Select and copy out every line in the records containing "JSON".

— START Given records —

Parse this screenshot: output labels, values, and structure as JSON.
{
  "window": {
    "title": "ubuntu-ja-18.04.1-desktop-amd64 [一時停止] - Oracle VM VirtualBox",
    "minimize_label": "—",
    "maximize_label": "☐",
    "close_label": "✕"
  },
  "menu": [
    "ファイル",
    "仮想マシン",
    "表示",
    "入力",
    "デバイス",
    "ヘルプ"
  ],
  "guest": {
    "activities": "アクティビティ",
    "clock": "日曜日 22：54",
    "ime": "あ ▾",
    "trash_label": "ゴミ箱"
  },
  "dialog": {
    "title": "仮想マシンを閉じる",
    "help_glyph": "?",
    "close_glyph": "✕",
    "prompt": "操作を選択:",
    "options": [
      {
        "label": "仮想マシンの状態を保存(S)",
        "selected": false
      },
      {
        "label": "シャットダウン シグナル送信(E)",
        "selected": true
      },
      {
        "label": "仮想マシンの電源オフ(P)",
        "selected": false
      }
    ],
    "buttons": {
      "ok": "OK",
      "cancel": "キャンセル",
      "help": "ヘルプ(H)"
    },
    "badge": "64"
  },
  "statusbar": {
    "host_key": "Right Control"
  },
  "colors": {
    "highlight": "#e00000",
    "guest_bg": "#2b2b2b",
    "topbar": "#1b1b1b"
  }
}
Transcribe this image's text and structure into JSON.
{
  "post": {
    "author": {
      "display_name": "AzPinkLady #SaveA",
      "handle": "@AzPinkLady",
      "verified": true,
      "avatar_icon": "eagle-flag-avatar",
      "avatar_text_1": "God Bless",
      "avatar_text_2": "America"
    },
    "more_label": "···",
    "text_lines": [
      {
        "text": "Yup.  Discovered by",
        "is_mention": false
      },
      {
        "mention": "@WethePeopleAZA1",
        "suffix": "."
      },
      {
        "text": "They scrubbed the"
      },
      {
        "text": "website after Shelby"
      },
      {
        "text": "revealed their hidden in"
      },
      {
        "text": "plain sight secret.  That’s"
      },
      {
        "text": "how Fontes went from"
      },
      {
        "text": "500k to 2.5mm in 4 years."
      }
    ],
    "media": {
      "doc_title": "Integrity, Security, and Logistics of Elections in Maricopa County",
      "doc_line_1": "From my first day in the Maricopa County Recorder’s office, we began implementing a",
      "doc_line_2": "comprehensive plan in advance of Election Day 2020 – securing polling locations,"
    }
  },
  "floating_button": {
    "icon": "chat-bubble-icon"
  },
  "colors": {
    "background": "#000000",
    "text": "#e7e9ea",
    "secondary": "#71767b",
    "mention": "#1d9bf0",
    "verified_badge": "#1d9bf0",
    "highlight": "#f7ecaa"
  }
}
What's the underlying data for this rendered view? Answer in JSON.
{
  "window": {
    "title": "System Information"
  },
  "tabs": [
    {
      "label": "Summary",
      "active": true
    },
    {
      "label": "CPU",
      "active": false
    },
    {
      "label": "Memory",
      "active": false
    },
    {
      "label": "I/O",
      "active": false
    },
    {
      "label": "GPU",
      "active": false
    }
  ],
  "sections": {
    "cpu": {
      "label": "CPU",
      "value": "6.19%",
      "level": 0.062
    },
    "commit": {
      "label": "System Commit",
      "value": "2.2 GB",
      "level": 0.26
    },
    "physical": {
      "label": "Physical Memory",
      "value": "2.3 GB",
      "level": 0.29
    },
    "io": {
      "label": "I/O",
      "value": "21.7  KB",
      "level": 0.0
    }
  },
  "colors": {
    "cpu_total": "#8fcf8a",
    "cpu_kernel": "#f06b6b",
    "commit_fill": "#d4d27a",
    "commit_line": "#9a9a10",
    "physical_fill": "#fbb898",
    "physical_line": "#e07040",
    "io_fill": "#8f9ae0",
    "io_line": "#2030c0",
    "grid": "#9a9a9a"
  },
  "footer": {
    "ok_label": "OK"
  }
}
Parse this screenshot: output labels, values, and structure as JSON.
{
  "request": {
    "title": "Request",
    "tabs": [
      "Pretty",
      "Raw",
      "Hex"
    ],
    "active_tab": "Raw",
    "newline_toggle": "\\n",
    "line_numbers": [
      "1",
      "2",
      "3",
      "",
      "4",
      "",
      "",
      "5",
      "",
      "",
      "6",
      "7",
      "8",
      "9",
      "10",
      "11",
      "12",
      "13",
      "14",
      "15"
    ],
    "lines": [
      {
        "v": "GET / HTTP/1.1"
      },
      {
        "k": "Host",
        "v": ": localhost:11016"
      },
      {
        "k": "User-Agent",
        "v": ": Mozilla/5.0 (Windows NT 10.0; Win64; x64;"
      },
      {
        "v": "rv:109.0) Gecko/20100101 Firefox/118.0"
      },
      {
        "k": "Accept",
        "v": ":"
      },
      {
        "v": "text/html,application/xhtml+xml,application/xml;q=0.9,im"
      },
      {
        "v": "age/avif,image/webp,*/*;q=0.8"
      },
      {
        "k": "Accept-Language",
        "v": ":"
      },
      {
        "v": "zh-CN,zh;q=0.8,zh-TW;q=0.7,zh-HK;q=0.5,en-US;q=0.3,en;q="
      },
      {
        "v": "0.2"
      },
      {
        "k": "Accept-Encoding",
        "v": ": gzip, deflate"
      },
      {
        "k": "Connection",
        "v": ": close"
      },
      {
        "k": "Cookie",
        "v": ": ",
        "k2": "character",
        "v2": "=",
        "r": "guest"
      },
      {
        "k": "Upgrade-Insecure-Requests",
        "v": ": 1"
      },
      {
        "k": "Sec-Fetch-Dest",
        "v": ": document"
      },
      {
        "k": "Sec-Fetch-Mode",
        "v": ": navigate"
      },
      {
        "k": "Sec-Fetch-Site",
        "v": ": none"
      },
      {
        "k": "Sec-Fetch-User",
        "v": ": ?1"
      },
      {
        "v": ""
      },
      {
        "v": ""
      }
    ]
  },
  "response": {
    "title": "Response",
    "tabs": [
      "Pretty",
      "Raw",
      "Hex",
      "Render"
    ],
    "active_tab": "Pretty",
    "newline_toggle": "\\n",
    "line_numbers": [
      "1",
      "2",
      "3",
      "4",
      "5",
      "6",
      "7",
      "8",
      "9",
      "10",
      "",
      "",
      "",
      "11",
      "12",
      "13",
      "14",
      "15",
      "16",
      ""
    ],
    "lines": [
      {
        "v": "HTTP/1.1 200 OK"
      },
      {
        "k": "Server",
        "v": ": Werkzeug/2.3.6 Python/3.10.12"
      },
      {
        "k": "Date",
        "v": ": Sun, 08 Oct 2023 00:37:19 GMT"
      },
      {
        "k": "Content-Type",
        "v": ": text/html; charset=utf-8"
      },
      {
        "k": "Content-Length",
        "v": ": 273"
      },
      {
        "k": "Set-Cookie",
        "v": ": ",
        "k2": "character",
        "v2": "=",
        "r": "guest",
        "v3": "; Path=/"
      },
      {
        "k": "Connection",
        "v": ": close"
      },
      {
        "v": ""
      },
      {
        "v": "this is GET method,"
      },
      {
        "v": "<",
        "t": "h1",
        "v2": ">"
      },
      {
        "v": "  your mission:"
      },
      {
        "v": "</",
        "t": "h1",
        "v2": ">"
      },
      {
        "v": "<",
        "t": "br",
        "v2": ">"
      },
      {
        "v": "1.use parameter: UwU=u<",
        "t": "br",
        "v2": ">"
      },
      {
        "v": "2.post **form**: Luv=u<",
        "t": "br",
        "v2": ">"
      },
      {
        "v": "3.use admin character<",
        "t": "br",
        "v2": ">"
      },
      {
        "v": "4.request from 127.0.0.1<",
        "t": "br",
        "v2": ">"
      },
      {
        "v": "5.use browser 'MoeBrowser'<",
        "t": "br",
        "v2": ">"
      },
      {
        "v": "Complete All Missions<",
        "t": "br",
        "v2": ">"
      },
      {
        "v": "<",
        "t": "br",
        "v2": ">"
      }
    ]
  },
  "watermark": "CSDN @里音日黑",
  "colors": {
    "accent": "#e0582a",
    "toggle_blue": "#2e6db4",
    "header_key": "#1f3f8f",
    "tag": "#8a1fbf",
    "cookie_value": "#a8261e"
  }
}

— END Given records —

**Output for this task:**
Parse this screenshot: output labels, values, and structure as JSON.
Transcribe this image's text and structure into JSON.
What's the underlying data for this rendered view? Answer in JSON.
Parse this screenshot: output labels, values, and structure as JSON.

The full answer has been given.